# [INSTRUCTIONS TO FOLLOW]
Reproduce the line that contains "Extract all readable text from this page." and every line after it through the end of the records, exactly, with nothing added.

Saved data entries

"""

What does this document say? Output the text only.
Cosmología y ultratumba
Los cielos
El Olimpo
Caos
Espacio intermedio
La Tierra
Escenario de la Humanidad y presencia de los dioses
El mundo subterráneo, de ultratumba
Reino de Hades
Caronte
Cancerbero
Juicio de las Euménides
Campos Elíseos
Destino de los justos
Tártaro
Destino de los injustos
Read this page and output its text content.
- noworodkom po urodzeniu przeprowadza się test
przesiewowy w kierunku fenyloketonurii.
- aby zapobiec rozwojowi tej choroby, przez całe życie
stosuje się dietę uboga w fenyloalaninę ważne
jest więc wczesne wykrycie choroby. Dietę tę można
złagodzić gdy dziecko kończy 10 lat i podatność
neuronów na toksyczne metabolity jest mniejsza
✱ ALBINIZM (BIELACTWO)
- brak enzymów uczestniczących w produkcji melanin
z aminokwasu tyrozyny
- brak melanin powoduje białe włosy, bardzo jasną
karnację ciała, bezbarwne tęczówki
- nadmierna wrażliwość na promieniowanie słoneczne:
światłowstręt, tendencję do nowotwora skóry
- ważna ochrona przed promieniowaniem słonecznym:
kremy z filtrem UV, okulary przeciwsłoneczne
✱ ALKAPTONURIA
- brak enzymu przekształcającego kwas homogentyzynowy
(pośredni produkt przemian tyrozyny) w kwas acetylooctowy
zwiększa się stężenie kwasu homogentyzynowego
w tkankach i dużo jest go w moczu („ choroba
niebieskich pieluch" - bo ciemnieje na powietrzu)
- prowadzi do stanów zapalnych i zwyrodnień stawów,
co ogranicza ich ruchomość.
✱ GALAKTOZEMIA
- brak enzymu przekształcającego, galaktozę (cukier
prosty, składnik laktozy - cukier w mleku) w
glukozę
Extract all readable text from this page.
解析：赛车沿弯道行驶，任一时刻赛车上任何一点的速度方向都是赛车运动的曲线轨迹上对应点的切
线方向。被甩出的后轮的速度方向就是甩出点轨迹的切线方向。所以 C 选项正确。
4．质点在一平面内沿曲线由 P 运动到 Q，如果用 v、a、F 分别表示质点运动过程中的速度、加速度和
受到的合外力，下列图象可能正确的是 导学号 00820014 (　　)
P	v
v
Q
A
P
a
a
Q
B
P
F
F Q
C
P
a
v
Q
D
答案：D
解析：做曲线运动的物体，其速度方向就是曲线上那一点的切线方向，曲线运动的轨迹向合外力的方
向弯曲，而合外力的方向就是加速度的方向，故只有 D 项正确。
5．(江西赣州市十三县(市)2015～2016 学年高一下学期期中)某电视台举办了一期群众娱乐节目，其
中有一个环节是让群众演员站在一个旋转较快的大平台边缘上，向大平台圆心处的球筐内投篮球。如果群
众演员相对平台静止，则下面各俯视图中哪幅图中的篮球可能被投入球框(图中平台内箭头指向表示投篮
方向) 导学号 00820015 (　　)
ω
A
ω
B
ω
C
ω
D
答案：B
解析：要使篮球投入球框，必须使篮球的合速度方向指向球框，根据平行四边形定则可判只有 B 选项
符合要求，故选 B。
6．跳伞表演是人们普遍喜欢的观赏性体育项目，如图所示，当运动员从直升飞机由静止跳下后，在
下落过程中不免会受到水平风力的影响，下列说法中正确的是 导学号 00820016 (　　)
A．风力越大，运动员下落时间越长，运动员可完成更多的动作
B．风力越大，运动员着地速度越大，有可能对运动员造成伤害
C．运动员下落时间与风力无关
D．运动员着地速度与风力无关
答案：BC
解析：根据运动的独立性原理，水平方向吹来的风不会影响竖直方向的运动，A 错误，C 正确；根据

"""

# [SOLUTION FOR THIS EXERCISE]
Extract all readable text from this page.
解析：赛车沿弯道行驶，任一时刻赛车上任何一点的速度方向都是赛车运动的曲线轨迹上对应点的切
线方向。被甩出的后轮的速度方向就是甩出点轨迹的切线方向。所以 C 选项正确。
4．质点在一平面内沿曲线由 P 运动到 Q，如果用 v、a、F 分别表示质点运动过程中的速度、加速度和
受到的合外力，下列图象可能正确的是 导学号 00820014 (　　)
P	v
v
Q
A
P
a
a
Q
B
P
F
F Q
C
P
a
v
Q
D
答案：D
解析：做曲线运动的物体，其速度方向就是曲线上那一点的切线方向，曲线运动的轨迹向合外力的方
向弯曲，而合外力的方向就是加速度的方向，故只有 D 项正确。
5．(江西赣州市十三县(市)2015～2016 学年高一下学期期中)某电视台举办了一期群众娱乐节目，其
中有一个环节是让群众演员站在一个旋转较快的大平台边缘上，向大平台圆心处的球筐内投篮球。如果群
众演员相对平台静止，则下面各俯视图中哪幅图中的篮球可能被投入球框(图中平台内箭头指向表示投篮
方向) 导学号 00820015 (　　)
ω
A
ω
B
ω
C
ω
D
答案：B
解析：要使篮球投入球框，必须使篮球的合速度方向指向球框，根据平行四边形定则可判只有 B 选项
符合要求，故选 B。
6．跳伞表演是人们普遍喜欢的观赏性体育项目，如图所示，当运动员从直升飞机由静止跳下后，在
下落过程中不免会受到水平风力的影响，下列说法中正确的是 导学号 00820016 (　　)
A．风力越大，运动员下落时间越长，运动员可完成更多的动作
B．风力越大，运动员着地速度越大，有可能对运动员造成伤害
C．运动员下落时间与风力无关
D．运动员着地速度与风力无关
答案：BC
解析：根据运动的独立性原理，水平方向吹来的风不会影响竖直方向的运动，A 错误，C 正确；根据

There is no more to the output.